Dataset records:
+++

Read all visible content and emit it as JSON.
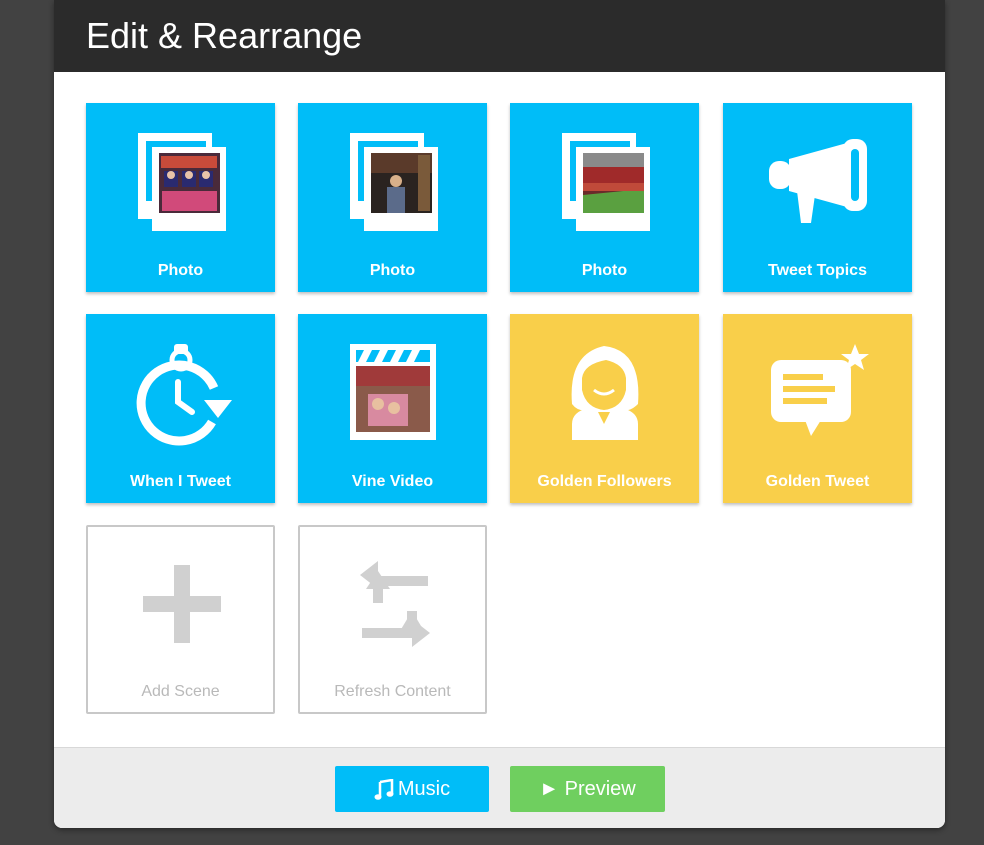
{
  "header": {
    "title": "Edit & Rearrange"
  },
  "tiles": [
    {
      "label": "Photo"
    },
    {
      "label": "Photo"
    },
    {
      "label": "Photo"
    },
    {
      "label": "Tweet Topics"
    },
    {
      "label": "When I Tweet"
    },
    {
      "label": "Vine Video"
    },
    {
      "label": "Golden Followers"
    },
    {
      "label": "Golden Tweet"
    },
    {
      "label": "Add Scene"
    },
    {
      "label": "Refresh Content"
    }
  ],
  "footer": {
    "music_label": "Music",
    "preview_label": "► Preview"
  },
  "colors": {
    "blue": "#00bdf8",
    "yellow": "#f9cf4a",
    "green": "#6fcf5f",
    "header": "#2b2b2b"
  }
}
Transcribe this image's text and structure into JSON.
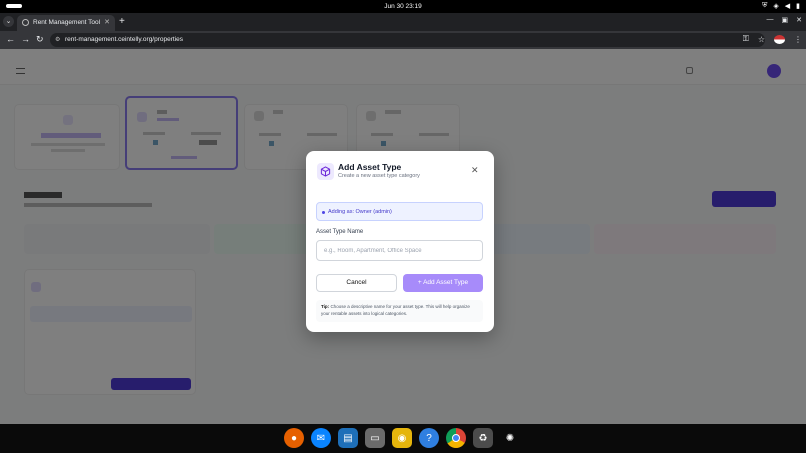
{
  "os": {
    "clock": "Jun 30  23:19"
  },
  "browser": {
    "tab_title": "Rent Management Tool",
    "url": "rent-management.ceintelly.org/properties"
  },
  "modal": {
    "title": "Add Asset Type",
    "subtitle": "Create a new asset type category",
    "adding_as": "Adding as: Owner (admin)",
    "field_label": "Asset Type Name",
    "field_placeholder": "e.g., Room, Apartment, Office Space",
    "cancel_label": "Cancel",
    "add_label": "+ Add Asset Type",
    "tip_label": "Tip:",
    "tip_text": "Choose a descriptive name for your asset type. This will help organize your rentable assets into logical categories."
  },
  "colors": {
    "accent": "#a78bfa",
    "brand": "#4f3ad8",
    "info_bg": "#eef2ff"
  },
  "dock": [
    "firefox-icon",
    "thunderbird-icon",
    "writer-icon",
    "files-icon",
    "rhythmbox-icon",
    "help-icon",
    "chrome-icon",
    "trash-icon",
    "ubuntu-icon"
  ]
}
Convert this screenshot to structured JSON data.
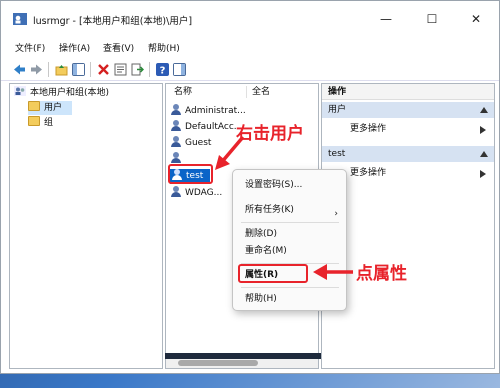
{
  "window": {
    "title": "lusrmgr - [本地用户和组(本地)\\用户]",
    "minimize_glyph": "—",
    "maximize_glyph": "☐",
    "close_glyph": "✕"
  },
  "menu": [
    "文件(F)",
    "操作(A)",
    "查看(V)",
    "帮助(H)"
  ],
  "tree": {
    "root": "本地用户和组(本地)",
    "items": [
      "用户",
      "组"
    ]
  },
  "list": {
    "columns": [
      "名称",
      "全名"
    ],
    "users": [
      "Administrat...",
      "DefaultAcc...",
      "Guest",
      "",
      "test",
      "WDAG..."
    ]
  },
  "actions": {
    "title": "操作",
    "groups": [
      {
        "label": "用户",
        "item": "更多操作"
      },
      {
        "label": "test",
        "item": "更多操作"
      }
    ]
  },
  "context_menu": {
    "items": [
      "设置密码(S)...",
      "所有任务(K)",
      "删除(D)",
      "重命名(M)",
      "属性(R)",
      "帮助(H)"
    ],
    "submenu_glyph": "›"
  },
  "annotations": {
    "right_click_label": "右击用户",
    "properties_label": "点属性",
    "color": "#e8232b"
  },
  "colors": {
    "selection": "#0a64c8",
    "action_group_bg": "#d6e2f2",
    "annotation": "#e8232b"
  }
}
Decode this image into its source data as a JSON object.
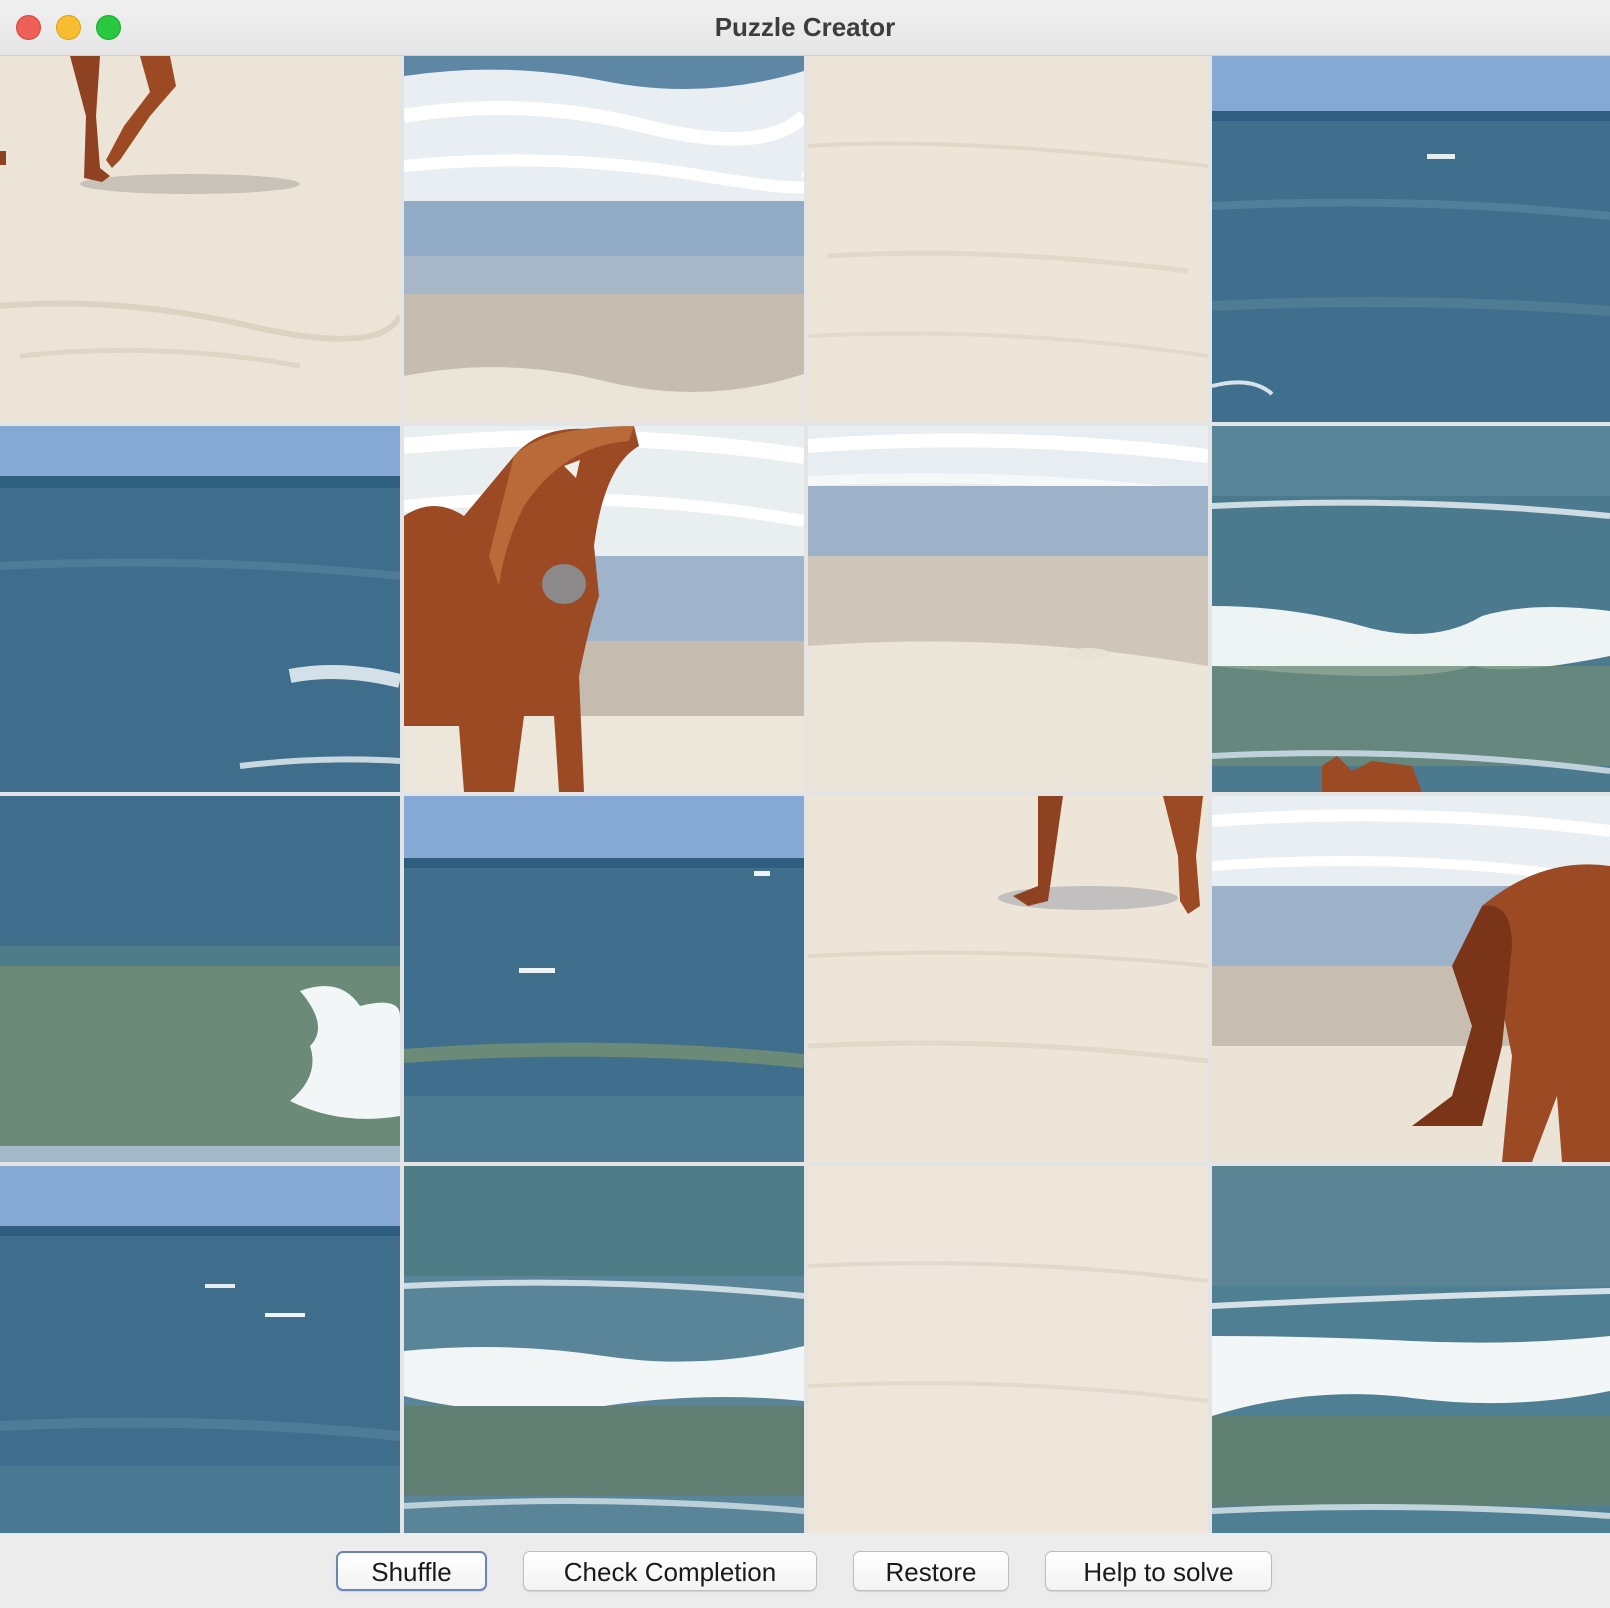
{
  "window": {
    "title": "Puzzle Creator",
    "controls": [
      "close",
      "minimize",
      "zoom"
    ]
  },
  "puzzle": {
    "rows": 4,
    "columns": 4,
    "image_subject": "horse on beach",
    "tiles": [
      [
        "horse-legs-sand",
        "surf-shore",
        "plain-sand",
        "sky-sea"
      ],
      [
        "sky-sea",
        "horse-head-shore",
        "surf-shore-sand",
        "sea-wave-horse-ears"
      ],
      [
        "sea-wave-curl",
        "sky-sea",
        "horse-legs-shadow",
        "horse-rear-shore"
      ],
      [
        "sky-sea",
        "sea-wave",
        "plain-sand",
        "sea-wave"
      ]
    ]
  },
  "toolbar": {
    "shuffle_label": "Shuffle",
    "check_label": "Check Completion",
    "restore_label": "Restore",
    "help_label": "Help to solve"
  },
  "colors": {
    "sky": "#86a8d4",
    "sea": "#3f6f8d",
    "sea_green": "#6b8b78",
    "foam": "#f4f7f8",
    "sand": "#ece4d7",
    "wet_sand": "#c9c0b2",
    "horse": "#9c4a24",
    "focus_ring": "#6a86b7"
  }
}
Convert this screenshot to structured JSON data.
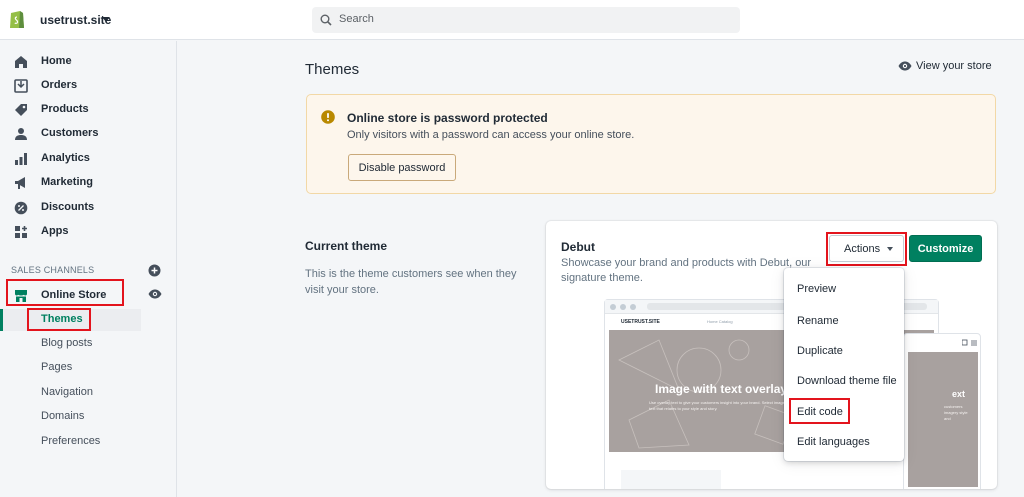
{
  "topbar": {
    "store_name": "usetrust.site",
    "search_placeholder": "Search"
  },
  "sidebar": {
    "items": [
      {
        "label": "Home",
        "icon": "home-icon"
      },
      {
        "label": "Orders",
        "icon": "orders-icon"
      },
      {
        "label": "Products",
        "icon": "tag-icon"
      },
      {
        "label": "Customers",
        "icon": "person-icon"
      },
      {
        "label": "Analytics",
        "icon": "bar-chart-icon"
      },
      {
        "label": "Marketing",
        "icon": "megaphone-icon"
      },
      {
        "label": "Discounts",
        "icon": "discount-icon"
      },
      {
        "label": "Apps",
        "icon": "apps-icon"
      }
    ],
    "section_title": "SALES CHANNELS",
    "channel": "Online Store",
    "sub_items": [
      "Themes",
      "Blog posts",
      "Pages",
      "Navigation",
      "Domains",
      "Preferences"
    ]
  },
  "main": {
    "title": "Themes",
    "view_store": "View your store",
    "banner": {
      "title": "Online store is password protected",
      "text": "Only visitors with a password can access your online store.",
      "button": "Disable password"
    },
    "current_theme": {
      "title": "Current theme",
      "description": "This is the theme customers see when they visit your store."
    },
    "theme_card": {
      "name": "Debut",
      "description": "Showcase your brand and products with Debut, our signature theme.",
      "actions_label": "Actions",
      "customize_label": "Customize",
      "preview": {
        "store": "USETRUST.SITE",
        "nav": "Home  Catalog",
        "hero_title": "Image with text overlay",
        "hero_sub": "Use overlay text to give your customers insight into your brand. Select imagery and text that relates to your style and story.",
        "mobile_title": "ext",
        "mobile_sub": "customers imagery style and"
      }
    },
    "actions_menu": [
      "Preview",
      "Rename",
      "Duplicate",
      "Download theme file",
      "Edit code",
      "Edit languages"
    ]
  },
  "colors": {
    "accent_green": "#008060",
    "highlight_red": "#e3141d",
    "banner_bg": "#fdf6ec",
    "warning_icon": "#b98900"
  }
}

+++

What the task requires
Reply with nothing but the number of lines that contain the word "password".

Answer for the task
3